» SOURCE EXTRACT:
⁂

Clarifications Regarding the holdout dataset

Gabriel_G · February 23, 2025, 2:00am

Hi,

Thank you for presenting this challenge! I have a few questions regarding the holdout dataset and the one hour time limit for algorithm evaluation:

Time Limit: Could you provide the dataset size? This would help me estimate the time required for the model to run more accurately.
Time Measurement: Will the time measurements focus solely on the model’s inference time, or will they also include the data loading time into RAM and preprocessing steps? What happens if I use some precomputed/loaded data from the training process?
Data Scope: Can you confirm whether the time of the evaluation data is limited to at most the last sample from the provided storm dataset?

I appreciate your help in clarifying these points.

Best regards,

Gabriel Gama

discourse-admin · February 24, 2025, 8:55pm

Hi @Gabriel_G, good to see you again!

Since this is an unstructured challenge, it will be up to you in how much data you want to split into the train, test, and hold out sets. That being said, the time limit is for validating your model on the subset of data that you select for your hold out dataset. If you have a model that you want to load to save time that’s a great way to get around the inference time limitation. We strongly recommend benchmarking on your own compute to see how long it might take your model to run.

For the data scope, if you want to add in additional more recent data with a tool like RTDIP that’s also fair, but make sure you include your code that you used to compile and organize the additional data.

We hope this helps you get started on the challenge.

ThinkOnward Team

⁂

» RECORDED DATA:
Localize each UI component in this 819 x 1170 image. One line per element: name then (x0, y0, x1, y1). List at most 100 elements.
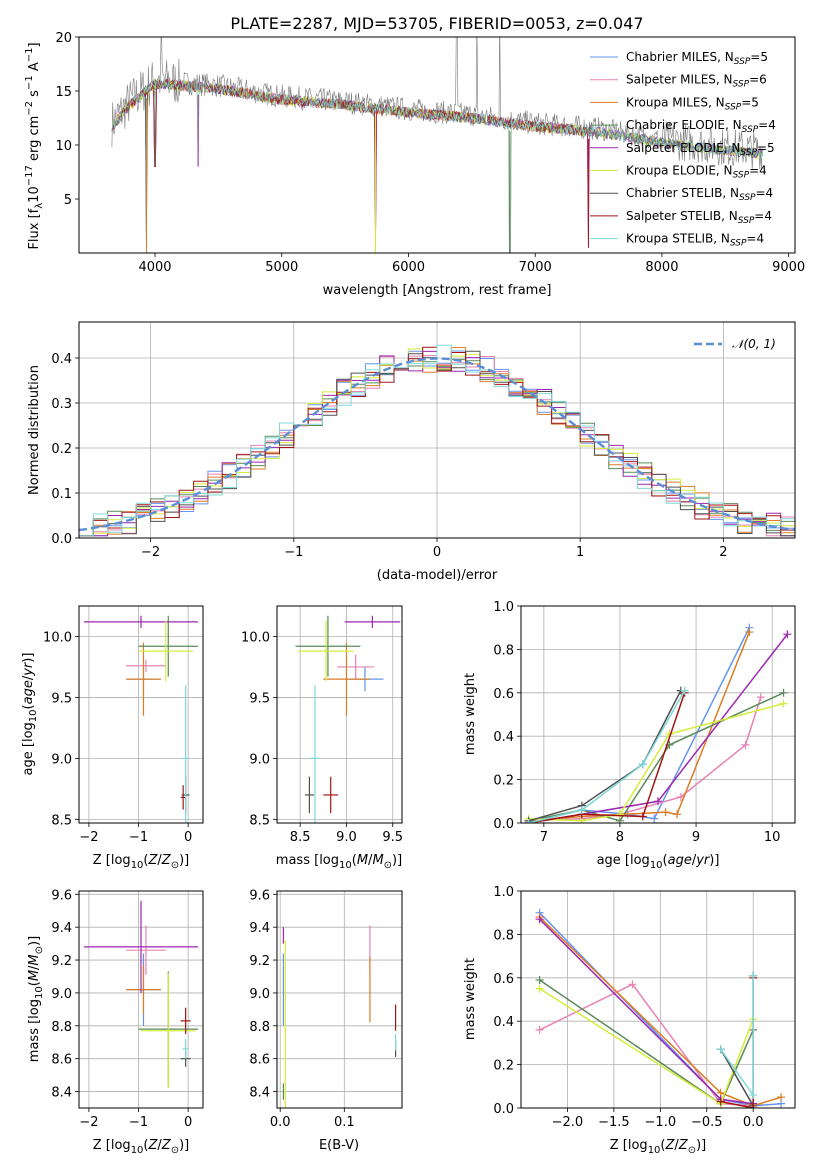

⁂

» PARTS OF THE EXERCISE:
A) Answer these questions using the holdout dataset thread:
(i) What time limit for algorithm evaluation does the first post mention?
(ii) According to the reply, who decides how much data goes into the train, test, and hold out sets?
(iii) Which tool does the reply name for adding more recent data?
B) Output, copied exactly, the part of the holdout dataset thread that opens with the words containing "I appreciate your" and closes with "model to run.".
The data above are separate material, apart from the holdout dataset thread.

» THE ANSWERS:
A)
(i) One hour.
(ii) The participant who asked decides.
(iii) RTDIP.

B)
I appreciate your help in clarifying these points.

Best regards,

Gabriel Gama

discourse-admin · February 24, 2025, 8:55pm

Hi @Gabriel_G, good to see you again!

Since this is an unstructured challenge, it will be up to you in how much data you want to split into the train, test, and hold out sets. That being said, the time limit is for validating your model on the subset of data that you select for your hold out dataset. If you have a model that you want to load to save time that’s a great way to get around the inference time limitation. We strongly recommend benchmarking on your own compute to see how long it might take your model to run.